DOCUMENT —
The baddie of the news media industry. The beginning of the end for quality journalism. We’ve heard it all before. We know all the stories. But is it really all that bad?
Infotainment, the rebellious child of ‘information’ and ‘entertainment’, has caused widespread concern and consternation among the traditional news media. Expanding choice is arguably central to the rise of infotainment. With the rise of new technologies and digital channels, audiences are increasingly spoilt for choice in deciding what types of media to consume from which sources. With so many options, news providers are feeling the pressure to produce content that is competitively appealing. Stories are increasingly selected for their entertainment value, bringing about a rise of sensationalism and celebrity, drama and crime, graphics, special effects and multimedia productions. Stories are no longer the bland and tasteless ‘greens’ once force-fed to audiences over the 6 o’clock news.
News consumption spans all hours of the day across all imaginable media. While traditional channels still exist (television, radio, and newspapers), news media is diversifying in almost every way possible. Audiences can consume and produce news media simultaneously (Buzzfeed, for example). They can watch live TV updates, while reading the latest tweets and listening to public opinion on talkback radio. They can do all three online. They can be informed while simultaneously being entertained.
And it’s exciting. It’s liberating. It is empowering audiences to determine exactly when and where and what they are consuming. But is it necessarily a good thing?
Critics argue that infotainment represents a fall in quality journalism, the end of socially responsible news production. One might point to American news broadcasters for an example of where infotainment can go so drastically wrong.
American news channels are owned by a handful of extraordinarily powerful (and rich) conglomerates that are driven by the ‘economic imperative’. Their corporate interests, and by extension those of their advertisers, directly influence the selection of the stories that are covered and the angles from which these stories are told.

WHAT IS BEING ASKED —
Answer these questions from the piece on infotainment:
1. Which two words is "infotainment" said to combine?
2. Which outlet is named as an example of audiences consuming and producing news at the same time?
3. What are the conglomerates that own American news channels said to be driven by?
The lines that come after this piece on infotainment were taken from a separate source.

Page element annotations
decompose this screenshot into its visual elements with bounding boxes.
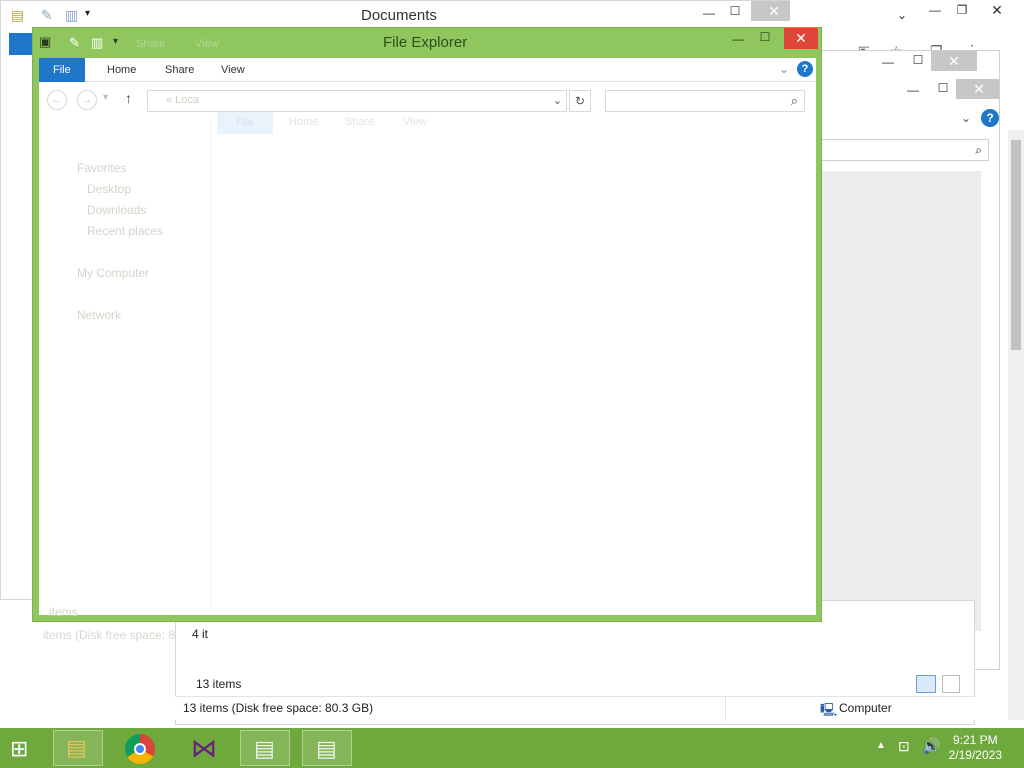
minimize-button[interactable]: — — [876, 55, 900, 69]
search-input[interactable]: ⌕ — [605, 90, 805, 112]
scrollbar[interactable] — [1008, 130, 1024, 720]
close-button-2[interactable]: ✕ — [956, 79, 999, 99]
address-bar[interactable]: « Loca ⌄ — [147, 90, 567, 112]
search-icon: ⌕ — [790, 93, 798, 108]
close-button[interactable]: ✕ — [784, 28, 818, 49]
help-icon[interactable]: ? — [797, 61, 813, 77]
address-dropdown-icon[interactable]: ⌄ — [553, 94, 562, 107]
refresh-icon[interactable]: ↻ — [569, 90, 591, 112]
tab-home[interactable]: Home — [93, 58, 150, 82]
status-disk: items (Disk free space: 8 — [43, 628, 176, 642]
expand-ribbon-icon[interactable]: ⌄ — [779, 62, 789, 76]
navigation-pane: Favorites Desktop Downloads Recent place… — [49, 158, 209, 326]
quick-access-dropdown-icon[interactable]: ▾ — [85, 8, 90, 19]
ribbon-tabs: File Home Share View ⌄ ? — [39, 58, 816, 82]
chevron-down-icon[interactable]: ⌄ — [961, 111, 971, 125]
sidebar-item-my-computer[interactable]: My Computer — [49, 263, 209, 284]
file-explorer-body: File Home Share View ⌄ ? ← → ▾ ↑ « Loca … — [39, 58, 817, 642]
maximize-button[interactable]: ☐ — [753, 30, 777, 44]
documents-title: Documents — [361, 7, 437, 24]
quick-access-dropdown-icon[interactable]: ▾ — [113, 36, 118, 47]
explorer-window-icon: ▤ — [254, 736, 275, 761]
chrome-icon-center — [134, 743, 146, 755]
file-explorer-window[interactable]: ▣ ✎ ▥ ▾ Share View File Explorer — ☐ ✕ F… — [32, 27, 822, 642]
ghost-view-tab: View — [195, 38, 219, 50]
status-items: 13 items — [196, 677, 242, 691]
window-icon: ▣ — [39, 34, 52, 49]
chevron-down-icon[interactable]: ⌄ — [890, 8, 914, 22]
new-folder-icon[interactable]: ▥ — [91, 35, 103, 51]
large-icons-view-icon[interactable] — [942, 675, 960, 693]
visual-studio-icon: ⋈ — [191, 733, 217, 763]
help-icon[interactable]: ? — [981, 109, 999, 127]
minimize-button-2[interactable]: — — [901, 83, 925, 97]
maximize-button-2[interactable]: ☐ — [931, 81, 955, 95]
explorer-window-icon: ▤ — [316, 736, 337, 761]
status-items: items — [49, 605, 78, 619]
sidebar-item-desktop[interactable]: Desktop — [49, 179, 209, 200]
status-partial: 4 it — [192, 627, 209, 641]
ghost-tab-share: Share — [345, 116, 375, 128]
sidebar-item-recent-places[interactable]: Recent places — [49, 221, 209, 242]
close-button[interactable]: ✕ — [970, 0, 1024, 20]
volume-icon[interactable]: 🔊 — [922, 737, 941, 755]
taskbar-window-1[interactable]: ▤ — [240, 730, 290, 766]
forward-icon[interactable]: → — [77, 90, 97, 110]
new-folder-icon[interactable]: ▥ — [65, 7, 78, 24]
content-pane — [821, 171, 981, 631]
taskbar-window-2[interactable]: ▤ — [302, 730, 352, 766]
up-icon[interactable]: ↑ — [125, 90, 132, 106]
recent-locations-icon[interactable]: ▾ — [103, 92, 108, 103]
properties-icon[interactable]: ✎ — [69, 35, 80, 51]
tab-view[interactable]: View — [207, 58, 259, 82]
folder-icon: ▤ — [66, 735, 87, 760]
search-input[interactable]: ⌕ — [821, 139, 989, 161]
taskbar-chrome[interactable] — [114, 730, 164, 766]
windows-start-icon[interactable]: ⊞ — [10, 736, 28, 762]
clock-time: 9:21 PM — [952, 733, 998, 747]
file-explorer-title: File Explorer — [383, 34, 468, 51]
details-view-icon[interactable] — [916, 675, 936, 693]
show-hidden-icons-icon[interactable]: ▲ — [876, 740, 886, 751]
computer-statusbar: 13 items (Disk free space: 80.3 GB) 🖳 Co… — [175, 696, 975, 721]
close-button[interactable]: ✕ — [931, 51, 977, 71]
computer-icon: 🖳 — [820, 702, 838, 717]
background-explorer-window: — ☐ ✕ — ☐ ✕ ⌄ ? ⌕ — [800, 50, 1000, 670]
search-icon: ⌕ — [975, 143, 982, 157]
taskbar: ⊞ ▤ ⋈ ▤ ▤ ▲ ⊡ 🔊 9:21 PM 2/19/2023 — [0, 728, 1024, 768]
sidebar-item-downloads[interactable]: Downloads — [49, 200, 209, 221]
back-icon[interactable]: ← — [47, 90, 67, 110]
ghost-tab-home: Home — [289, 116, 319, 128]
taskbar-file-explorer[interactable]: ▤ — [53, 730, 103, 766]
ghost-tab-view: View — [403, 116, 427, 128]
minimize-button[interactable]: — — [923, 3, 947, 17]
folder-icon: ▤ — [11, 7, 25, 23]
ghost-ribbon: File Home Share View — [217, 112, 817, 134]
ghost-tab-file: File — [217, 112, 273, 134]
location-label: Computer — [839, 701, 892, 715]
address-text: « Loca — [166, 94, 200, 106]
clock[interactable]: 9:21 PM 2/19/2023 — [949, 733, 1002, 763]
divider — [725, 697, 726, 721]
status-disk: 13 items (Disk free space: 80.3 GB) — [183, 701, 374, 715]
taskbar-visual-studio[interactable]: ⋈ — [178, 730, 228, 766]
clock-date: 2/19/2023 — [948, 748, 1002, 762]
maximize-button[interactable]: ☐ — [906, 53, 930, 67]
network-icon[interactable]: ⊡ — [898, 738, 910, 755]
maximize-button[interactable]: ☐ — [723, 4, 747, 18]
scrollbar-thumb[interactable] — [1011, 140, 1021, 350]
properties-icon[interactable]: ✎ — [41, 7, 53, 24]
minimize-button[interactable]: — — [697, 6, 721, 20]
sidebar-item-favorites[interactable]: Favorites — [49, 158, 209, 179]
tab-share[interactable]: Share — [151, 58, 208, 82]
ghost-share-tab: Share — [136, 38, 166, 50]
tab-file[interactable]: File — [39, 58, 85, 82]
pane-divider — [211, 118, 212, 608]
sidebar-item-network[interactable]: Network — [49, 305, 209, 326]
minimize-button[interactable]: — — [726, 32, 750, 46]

...

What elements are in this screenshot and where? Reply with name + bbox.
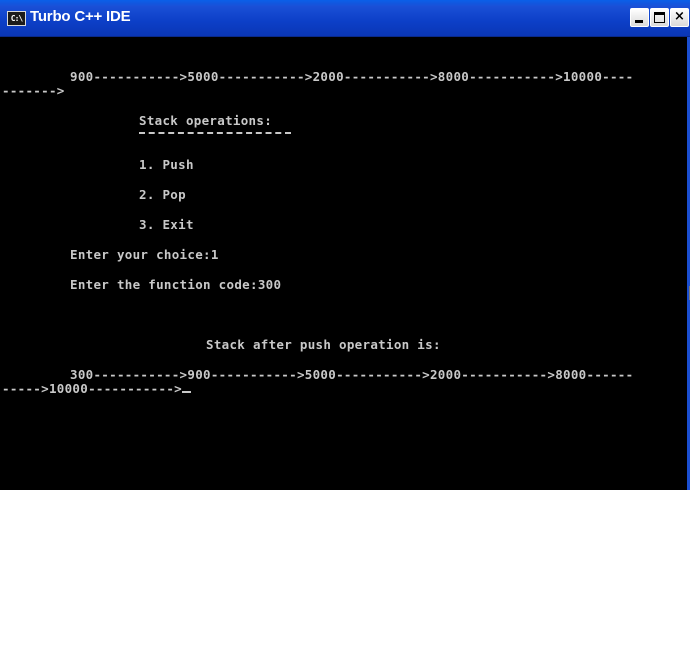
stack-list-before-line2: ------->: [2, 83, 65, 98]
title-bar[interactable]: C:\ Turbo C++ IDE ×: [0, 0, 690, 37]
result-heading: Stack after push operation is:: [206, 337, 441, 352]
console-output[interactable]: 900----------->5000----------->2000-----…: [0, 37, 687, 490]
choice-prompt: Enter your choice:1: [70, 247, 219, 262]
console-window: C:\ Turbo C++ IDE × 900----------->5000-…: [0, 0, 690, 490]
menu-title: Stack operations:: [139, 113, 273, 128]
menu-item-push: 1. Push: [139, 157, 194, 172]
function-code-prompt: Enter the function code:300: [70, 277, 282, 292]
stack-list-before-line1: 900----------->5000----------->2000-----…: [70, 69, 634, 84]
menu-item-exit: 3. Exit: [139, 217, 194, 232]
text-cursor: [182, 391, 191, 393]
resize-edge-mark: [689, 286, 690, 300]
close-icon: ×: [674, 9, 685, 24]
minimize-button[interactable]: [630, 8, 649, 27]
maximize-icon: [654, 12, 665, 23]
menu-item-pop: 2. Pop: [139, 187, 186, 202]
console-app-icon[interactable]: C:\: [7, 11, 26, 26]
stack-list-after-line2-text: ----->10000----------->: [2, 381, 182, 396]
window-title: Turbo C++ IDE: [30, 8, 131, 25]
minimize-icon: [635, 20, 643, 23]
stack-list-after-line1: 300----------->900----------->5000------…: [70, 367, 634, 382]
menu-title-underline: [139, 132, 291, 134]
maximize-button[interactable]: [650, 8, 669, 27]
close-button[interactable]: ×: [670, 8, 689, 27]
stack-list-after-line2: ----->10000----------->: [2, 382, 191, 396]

==

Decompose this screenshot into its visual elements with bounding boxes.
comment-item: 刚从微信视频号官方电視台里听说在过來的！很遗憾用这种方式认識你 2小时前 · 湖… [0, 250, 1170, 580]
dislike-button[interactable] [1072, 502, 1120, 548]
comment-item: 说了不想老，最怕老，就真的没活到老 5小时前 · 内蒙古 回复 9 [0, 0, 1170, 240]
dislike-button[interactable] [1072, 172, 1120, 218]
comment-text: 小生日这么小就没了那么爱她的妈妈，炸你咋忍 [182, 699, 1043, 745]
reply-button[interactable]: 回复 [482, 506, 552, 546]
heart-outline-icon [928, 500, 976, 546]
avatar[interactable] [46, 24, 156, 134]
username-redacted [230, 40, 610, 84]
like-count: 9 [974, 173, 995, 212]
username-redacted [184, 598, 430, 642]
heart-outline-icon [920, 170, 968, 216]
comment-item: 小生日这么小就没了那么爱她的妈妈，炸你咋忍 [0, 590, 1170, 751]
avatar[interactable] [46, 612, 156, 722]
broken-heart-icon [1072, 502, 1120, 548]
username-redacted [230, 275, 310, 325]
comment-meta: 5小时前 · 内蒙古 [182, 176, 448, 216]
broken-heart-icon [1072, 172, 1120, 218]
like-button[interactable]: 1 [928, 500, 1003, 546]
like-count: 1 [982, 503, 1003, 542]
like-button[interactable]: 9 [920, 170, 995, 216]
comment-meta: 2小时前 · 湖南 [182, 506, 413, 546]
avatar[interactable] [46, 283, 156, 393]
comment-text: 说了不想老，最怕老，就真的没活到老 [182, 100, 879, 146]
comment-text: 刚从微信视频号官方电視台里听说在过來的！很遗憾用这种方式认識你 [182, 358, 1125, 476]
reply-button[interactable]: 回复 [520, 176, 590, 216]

RESULT OF THIS EXERCISE —
1. "Information" and "entertainment."
2. Buzzfeed.
3. The "economic imperative."